(Exercise goal) Quote the whole listing word for word, please.

Items from a data source:
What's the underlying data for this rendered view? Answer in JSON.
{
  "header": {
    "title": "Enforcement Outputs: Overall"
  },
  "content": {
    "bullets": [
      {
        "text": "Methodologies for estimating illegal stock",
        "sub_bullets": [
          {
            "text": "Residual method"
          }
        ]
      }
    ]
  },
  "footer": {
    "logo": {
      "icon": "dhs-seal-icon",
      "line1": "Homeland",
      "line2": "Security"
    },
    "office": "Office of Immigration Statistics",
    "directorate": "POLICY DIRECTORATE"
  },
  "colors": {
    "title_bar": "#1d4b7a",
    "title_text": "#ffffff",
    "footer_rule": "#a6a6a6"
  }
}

(Answer in full)
What's the underlying data for this rendered view? Answer in JSON.
{
  "header": {
    "title": "Enforcement Outputs: Overall"
  },
  "content": {
    "bullets": [
      {
        "text": "Methodologies for estimating illegal stock",
        "sub_bullets": [
          {
            "text": "Residual method"
          }
        ]
      }
    ]
  },
  "footer": {
    "logo": {
      "icon": "dhs-seal-icon",
      "line1": "Homeland",
      "line2": "Security"
    },
    "office": "Office of Immigration Statistics",
    "directorate": "POLICY DIRECTORATE"
  },
  "colors": {
    "title_bar": "#1d4b7a",
    "title_text": "#ffffff",
    "footer_rule": "#a6a6a6"
  }
}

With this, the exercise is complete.